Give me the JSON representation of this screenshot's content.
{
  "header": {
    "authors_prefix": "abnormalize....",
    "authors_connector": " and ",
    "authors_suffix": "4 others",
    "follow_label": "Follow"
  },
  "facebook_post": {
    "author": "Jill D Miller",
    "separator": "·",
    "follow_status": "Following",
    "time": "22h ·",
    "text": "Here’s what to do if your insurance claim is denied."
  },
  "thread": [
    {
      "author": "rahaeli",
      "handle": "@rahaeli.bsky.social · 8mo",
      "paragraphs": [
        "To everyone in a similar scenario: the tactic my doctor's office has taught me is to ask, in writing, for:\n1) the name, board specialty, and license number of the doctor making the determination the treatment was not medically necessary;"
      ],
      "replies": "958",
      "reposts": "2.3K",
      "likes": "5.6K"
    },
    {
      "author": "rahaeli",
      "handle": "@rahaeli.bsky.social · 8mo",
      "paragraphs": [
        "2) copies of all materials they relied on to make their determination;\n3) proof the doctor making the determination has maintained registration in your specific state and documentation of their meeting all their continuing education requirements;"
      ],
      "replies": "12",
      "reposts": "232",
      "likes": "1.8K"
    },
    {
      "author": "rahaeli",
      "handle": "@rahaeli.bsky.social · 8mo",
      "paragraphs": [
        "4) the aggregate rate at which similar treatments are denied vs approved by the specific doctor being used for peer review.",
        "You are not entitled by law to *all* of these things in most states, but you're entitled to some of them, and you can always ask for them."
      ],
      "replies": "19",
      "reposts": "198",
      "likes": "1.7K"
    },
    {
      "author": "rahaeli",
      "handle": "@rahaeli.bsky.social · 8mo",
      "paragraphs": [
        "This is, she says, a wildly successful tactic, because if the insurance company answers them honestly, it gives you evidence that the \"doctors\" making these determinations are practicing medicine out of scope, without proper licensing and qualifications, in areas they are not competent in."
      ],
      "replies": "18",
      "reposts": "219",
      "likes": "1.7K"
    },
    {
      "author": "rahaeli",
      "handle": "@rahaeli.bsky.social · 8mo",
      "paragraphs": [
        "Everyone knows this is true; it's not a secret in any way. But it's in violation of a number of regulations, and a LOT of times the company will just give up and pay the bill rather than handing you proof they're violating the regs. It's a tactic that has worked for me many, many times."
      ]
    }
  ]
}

**To do**
Every record should be repeated exactly; please leave none out.

**Output for this exercise**
Give me the JSON representation of this screenshot's content.
{
  "header": {
    "authors_prefix": "abnormalize....",
    "authors_connector": " and ",
    "authors_suffix": "4 others",
    "follow_label": "Follow"
  },
  "facebook_post": {
    "author": "Jill D Miller",
    "separator": "·",
    "follow_status": "Following",
    "time": "22h ·",
    "text": "Here’s what to do if your insurance claim is denied."
  },
  "thread": [
    {
      "author": "rahaeli",
      "handle": "@rahaeli.bsky.social · 8mo",
      "paragraphs": [
        "To everyone in a similar scenario: the tactic my doctor's office has taught me is to ask, in writing, for:\n1) the name, board specialty, and license number of the doctor making the determination the treatment was not medically necessary;"
      ],
      "replies": "958",
      "reposts": "2.3K",
      "likes": "5.6K"
    },
    {
      "author": "rahaeli",
      "handle": "@rahaeli.bsky.social · 8mo",
      "paragraphs": [
        "2) copies of all materials they relied on to make their determination;\n3) proof the doctor making the determination has maintained registration in your specific state and documentation of their meeting all their continuing education requirements;"
      ],
      "replies": "12",
      "reposts": "232",
      "likes": "1.8K"
    },
    {
      "author": "rahaeli",
      "handle": "@rahaeli.bsky.social · 8mo",
      "paragraphs": [
        "4) the aggregate rate at which similar treatments are denied vs approved by the specific doctor being used for peer review.",
        "You are not entitled by law to *all* of these things in most states, but you're entitled to some of them, and you can always ask for them."
      ],
      "replies": "19",
      "reposts": "198",
      "likes": "1.7K"
    },
    {
      "author": "rahaeli",
      "handle": "@rahaeli.bsky.social · 8mo",
      "paragraphs": [
        "This is, she says, a wildly successful tactic, because if the insurance company answers them honestly, it gives you evidence that the \"doctors\" making these determinations are practicing medicine out of scope, without proper licensing and qualifications, in areas they are not competent in."
      ],
      "replies": "18",
      "reposts": "219",
      "likes": "1.7K"
    },
    {
      "author": "rahaeli",
      "handle": "@rahaeli.bsky.social · 8mo",
      "paragraphs": [
        "Everyone knows this is true; it's not a secret in any way. But it's in violation of a number of regulations, and a LOT of times the company will just give up and pay the bill rather than handing you proof they're violating the regs. It's a tactic that has worked for me many, many times."
      ]
    }
  ]
}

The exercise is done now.